Requirement A — Write out the Parahita passage exactly, everything from "Parahita is a system" down to "the siddhantic tradition.".
Requirement B — Continue the text on the Parahita astronomical system from the point where it stops.

= Parahita =

Parahita is a system of astronomy prevalent in Kerala and Tamil Nadu, India. It was introduced by the Kerala astronomer Haridatta, (c. 683 AD). Nilakantha Somayaji (1444–1544), in his Dr̥kkaraṇa, relates how Parahita was created based on the combined observations of a group of scholars who had gathered for a festival at Tirunāvāy on the banks of the Bhāratappuzha River. The Sanskrit etymology literally means "for the benefit of the common man", and the intention was to simplify astronomical computations so that everyone could do it.

Parahita is a significant step in the simplification of the siddhantic tradition.
Of the two texts of the system, Grahacāranibandhana and Mahāmārganibandhana, only the former is known. The system simplified the computational cycle of the Aryabhatiya by introducing a sub-aeon of 576 years and introduced a zero correction called Vāgbhāva based on which the system worked accurately around the time of Haridatta.

Data listing —
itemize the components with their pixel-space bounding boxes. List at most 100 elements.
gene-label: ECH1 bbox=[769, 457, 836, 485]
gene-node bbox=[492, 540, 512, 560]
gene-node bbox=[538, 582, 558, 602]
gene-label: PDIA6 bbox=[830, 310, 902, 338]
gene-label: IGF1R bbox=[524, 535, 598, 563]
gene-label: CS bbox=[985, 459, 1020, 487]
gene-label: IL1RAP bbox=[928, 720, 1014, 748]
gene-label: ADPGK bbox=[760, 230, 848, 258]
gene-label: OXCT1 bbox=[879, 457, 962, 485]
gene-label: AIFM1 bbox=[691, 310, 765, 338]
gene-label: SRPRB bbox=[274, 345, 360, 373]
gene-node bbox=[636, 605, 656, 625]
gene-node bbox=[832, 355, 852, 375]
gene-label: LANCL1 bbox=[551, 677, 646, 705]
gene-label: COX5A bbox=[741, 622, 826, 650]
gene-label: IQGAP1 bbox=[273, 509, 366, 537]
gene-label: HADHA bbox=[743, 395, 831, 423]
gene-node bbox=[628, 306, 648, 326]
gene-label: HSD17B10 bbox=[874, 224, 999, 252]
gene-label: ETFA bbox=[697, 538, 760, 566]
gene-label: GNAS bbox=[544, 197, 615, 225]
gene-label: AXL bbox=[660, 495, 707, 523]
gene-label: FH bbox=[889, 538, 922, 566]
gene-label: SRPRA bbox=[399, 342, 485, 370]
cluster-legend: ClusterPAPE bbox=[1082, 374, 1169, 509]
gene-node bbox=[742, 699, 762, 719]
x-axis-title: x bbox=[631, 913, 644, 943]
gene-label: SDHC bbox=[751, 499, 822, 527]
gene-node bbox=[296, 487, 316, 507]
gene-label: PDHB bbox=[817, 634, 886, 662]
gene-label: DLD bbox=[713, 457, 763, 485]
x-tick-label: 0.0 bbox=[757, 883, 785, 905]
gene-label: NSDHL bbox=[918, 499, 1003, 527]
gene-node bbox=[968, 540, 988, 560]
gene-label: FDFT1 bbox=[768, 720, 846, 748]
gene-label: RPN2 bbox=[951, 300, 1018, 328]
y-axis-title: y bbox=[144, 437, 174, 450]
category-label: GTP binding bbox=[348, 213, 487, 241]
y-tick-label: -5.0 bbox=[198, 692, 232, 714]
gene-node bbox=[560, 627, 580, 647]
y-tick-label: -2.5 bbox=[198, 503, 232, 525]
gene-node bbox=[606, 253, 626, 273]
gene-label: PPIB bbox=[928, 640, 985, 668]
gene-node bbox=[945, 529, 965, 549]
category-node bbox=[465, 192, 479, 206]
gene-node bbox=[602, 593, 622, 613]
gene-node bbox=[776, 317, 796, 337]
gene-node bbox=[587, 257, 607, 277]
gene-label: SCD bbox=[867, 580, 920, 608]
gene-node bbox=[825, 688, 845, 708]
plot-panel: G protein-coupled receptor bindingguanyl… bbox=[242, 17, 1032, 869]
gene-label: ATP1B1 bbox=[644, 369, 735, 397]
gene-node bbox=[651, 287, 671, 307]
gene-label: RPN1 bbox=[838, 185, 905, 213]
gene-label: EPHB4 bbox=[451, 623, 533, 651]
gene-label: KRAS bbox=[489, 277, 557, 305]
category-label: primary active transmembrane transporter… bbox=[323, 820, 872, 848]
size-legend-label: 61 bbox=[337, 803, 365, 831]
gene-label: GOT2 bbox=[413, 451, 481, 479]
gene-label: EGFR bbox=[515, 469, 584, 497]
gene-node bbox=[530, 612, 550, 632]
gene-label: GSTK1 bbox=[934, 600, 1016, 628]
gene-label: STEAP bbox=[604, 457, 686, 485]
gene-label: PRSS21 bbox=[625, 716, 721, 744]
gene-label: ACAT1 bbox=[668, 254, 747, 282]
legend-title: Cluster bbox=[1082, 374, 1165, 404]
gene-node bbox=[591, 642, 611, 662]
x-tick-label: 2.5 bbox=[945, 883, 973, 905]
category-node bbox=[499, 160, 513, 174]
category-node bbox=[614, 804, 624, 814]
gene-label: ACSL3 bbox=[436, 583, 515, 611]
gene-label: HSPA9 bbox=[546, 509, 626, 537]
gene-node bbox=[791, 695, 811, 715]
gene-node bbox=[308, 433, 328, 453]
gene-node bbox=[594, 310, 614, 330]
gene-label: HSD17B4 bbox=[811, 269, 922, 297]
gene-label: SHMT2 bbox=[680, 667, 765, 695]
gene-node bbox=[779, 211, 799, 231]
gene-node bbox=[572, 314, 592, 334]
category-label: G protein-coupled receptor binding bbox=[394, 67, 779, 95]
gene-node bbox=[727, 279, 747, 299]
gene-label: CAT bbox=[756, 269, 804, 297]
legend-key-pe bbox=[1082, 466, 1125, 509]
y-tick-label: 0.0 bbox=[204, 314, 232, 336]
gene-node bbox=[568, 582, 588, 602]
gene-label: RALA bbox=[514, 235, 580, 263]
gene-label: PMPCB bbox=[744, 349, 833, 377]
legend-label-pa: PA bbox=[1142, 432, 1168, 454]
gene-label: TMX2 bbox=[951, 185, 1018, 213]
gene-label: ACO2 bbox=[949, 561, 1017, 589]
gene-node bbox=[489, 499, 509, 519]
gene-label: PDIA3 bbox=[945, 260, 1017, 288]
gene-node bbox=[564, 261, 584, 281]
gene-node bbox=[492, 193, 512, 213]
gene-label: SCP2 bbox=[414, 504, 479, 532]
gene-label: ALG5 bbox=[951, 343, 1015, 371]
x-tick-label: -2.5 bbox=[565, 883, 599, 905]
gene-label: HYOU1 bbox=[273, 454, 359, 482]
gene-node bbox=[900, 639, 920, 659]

Output A —
Parahita is a system of astronomy prevalent in Kerala and Tamil Nadu, India. It was introduced by the Kerala astronomer Haridatta, (c. 683 AD). Nilakantha Somayaji (1444–1544), in his Dr̥kkaraṇa, relates how Parahita was created based on the combined observations of a group of scholars who had gathered for a festival at Tirunāvāy on the banks of the Bhāratappuzha River. The Sanskrit etymology literally means "for the benefit of the common man", and the intention was to simplify astronomical computations so that everyone could do it.

Parahita is a significant step in the simplification of the siddhantic tradition.

Output B —
Also Haridatta simplified the representation of numerals from the cumbersome notation of Aryabhata to the katapayadi system which gained wide currency in later Kerala mathematics. In the katapayadi system, numerals may be represented by various letters so that the large numerical tables required for astronomical computations could be represented as verses and memorized.

The work Grahacāranibandhana-sangraha (932 AD) gives further details of the parahita technique. The methods were retained but some of the constants downgraded by Parameshvara in his DrggaNita (1483), and also by Achyuta Pisharati in his rAsigolasphuTanIti (1600).